---------- Given entries
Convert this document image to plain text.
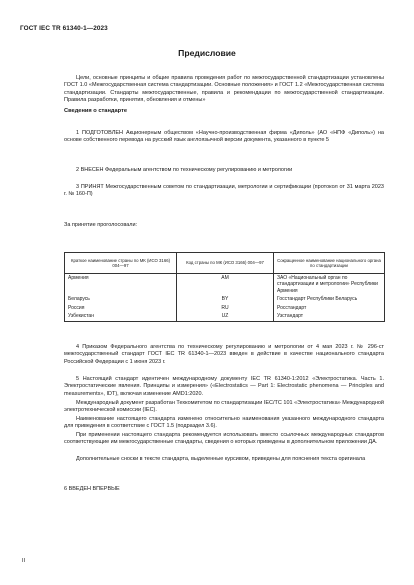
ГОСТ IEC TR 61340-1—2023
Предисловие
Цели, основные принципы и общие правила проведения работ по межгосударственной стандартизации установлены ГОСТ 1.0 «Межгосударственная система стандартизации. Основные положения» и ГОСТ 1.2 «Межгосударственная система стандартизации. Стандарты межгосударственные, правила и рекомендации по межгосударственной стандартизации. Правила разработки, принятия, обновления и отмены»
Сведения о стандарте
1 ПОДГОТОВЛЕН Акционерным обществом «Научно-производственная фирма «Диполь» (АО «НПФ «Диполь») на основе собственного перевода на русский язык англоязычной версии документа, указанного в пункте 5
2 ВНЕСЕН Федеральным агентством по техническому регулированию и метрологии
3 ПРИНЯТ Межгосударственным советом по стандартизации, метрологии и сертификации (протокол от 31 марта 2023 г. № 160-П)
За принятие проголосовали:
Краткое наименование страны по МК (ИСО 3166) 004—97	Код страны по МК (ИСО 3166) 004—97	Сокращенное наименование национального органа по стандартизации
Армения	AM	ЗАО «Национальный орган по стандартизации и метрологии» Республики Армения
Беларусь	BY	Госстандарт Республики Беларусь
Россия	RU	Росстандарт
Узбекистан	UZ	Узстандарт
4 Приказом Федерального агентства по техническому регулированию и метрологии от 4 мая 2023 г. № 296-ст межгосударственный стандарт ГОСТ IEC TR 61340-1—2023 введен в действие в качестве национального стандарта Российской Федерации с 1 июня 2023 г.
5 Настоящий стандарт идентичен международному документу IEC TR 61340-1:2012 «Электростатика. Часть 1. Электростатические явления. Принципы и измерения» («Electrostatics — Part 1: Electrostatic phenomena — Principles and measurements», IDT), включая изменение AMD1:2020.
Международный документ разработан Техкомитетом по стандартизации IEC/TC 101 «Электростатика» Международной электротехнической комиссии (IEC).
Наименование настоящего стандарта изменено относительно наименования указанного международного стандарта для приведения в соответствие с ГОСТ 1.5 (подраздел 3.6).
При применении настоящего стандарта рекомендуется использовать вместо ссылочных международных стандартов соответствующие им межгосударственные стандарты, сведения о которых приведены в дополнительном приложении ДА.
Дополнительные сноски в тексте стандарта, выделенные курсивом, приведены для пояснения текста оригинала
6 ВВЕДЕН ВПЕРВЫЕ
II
--------------------
---------- Given entries
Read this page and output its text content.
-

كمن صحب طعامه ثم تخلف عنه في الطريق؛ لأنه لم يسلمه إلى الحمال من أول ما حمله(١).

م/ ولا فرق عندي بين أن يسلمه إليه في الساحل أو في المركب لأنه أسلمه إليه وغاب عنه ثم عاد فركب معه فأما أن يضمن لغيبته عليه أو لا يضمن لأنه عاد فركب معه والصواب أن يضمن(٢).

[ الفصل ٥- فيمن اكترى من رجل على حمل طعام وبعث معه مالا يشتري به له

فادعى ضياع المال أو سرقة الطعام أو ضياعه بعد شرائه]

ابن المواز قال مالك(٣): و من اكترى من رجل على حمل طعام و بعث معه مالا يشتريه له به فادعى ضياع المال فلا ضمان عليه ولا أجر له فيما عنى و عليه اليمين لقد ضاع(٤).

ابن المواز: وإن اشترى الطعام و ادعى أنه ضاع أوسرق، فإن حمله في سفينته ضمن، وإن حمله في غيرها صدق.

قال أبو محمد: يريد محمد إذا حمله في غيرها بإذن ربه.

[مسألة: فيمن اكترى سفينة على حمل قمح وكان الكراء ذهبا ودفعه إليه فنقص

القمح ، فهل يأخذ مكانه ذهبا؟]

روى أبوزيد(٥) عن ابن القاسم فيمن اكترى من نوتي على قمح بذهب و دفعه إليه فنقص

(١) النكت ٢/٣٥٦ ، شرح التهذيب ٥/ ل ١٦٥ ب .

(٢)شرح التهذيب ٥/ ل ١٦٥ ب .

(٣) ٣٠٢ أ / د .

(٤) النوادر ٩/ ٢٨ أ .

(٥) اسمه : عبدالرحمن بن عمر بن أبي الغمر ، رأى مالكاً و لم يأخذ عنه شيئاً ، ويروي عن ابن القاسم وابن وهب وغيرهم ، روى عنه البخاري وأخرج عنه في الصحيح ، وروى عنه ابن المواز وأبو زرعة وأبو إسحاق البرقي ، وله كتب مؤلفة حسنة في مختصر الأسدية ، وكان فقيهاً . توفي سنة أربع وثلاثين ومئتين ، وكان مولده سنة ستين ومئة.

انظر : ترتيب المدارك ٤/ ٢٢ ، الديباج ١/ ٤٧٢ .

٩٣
--------------------
---------- Given entries
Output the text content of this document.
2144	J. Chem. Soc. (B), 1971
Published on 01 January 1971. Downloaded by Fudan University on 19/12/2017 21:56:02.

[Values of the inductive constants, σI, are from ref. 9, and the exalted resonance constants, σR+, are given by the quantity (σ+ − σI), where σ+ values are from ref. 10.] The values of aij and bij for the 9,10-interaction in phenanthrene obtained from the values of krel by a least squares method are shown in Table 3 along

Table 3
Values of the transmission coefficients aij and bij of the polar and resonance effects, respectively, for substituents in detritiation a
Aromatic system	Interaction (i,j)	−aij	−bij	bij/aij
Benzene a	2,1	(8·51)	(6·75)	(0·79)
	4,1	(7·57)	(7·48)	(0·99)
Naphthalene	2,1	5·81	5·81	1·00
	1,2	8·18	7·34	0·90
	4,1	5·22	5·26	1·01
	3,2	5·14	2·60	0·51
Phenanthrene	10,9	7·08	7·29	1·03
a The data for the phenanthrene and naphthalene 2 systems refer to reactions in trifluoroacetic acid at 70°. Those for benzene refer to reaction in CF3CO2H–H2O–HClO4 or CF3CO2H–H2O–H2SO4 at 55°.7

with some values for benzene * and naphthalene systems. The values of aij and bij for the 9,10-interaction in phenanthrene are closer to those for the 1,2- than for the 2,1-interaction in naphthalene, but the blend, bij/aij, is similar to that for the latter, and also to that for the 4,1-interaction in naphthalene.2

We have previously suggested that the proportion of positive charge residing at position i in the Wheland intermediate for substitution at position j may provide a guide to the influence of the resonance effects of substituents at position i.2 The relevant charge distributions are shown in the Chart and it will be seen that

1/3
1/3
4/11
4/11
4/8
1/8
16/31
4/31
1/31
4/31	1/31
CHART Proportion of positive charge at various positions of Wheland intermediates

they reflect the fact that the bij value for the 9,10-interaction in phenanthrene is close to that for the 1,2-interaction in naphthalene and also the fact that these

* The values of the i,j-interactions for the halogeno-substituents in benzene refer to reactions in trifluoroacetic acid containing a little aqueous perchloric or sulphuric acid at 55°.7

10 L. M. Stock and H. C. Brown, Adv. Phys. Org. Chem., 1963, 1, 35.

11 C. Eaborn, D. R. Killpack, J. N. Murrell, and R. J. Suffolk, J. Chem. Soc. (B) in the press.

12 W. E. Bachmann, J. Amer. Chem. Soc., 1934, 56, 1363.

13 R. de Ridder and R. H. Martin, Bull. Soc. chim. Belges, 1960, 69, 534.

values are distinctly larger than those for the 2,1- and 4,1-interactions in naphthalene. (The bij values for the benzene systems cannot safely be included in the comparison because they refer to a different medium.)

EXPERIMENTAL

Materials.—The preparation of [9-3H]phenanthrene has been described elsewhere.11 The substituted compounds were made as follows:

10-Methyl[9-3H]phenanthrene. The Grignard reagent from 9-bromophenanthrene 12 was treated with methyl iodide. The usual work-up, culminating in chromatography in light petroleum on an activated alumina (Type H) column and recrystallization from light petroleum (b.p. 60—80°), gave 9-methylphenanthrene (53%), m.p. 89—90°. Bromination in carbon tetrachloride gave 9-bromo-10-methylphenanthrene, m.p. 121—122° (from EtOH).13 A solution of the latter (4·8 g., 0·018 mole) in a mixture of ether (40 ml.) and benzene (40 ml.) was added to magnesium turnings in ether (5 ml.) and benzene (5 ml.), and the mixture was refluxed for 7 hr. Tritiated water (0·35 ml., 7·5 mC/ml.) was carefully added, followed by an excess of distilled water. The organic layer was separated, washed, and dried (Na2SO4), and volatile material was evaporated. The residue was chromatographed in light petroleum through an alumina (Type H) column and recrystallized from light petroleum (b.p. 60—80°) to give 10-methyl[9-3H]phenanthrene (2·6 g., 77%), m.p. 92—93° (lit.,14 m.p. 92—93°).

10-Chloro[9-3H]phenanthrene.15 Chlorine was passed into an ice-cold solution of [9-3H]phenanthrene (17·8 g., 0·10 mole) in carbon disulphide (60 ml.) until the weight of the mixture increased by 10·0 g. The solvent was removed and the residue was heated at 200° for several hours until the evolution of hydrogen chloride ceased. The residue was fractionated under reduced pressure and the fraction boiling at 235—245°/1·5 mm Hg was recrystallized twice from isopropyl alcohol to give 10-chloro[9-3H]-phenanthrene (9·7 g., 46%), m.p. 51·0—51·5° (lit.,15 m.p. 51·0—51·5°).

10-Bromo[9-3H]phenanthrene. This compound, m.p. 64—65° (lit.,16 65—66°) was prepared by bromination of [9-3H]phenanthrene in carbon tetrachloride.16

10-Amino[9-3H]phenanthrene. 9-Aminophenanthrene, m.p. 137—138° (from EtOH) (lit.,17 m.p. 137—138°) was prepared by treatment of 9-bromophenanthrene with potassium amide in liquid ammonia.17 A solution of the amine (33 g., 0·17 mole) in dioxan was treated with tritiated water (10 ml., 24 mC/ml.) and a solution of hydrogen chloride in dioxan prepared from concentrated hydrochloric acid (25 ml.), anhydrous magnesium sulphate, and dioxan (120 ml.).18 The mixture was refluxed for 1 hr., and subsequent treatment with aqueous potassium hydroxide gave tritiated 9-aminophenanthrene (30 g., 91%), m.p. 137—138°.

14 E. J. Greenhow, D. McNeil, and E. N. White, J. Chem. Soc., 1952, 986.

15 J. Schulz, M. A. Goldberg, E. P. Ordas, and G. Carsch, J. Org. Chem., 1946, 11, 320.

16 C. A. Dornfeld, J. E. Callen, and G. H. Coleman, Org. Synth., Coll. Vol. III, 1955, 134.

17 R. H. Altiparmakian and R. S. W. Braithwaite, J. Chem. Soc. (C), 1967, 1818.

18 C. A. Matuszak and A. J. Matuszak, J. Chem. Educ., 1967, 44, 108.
--------------------
» **Exercise directions**: Among the records above, find each line holding the string "اكترى" and pull it out.

» **Exercise response**:
[ الفصل ٥- فيمن اكترى من رجل على حمل طعام وبعث معه مالا يشتري به له
ابن المواز قال مالك(٣): و من اكترى من رجل على حمل طعام و بعث معه مالا يشتريه له به فادعى ضياع المال فلا ضمان عليه ولا أجر له فيما عنى و عليه اليمين لقد ضاع(٤).
[مسألة: فيمن اكترى سفينة على حمل قمح وكان الكراء ذهبا ودفعه إليه فنقص
روى أبوزيد(٥) عن ابن القاسم فيمن اكترى من نوتي على قمح بذهب و دفعه إليه فنقص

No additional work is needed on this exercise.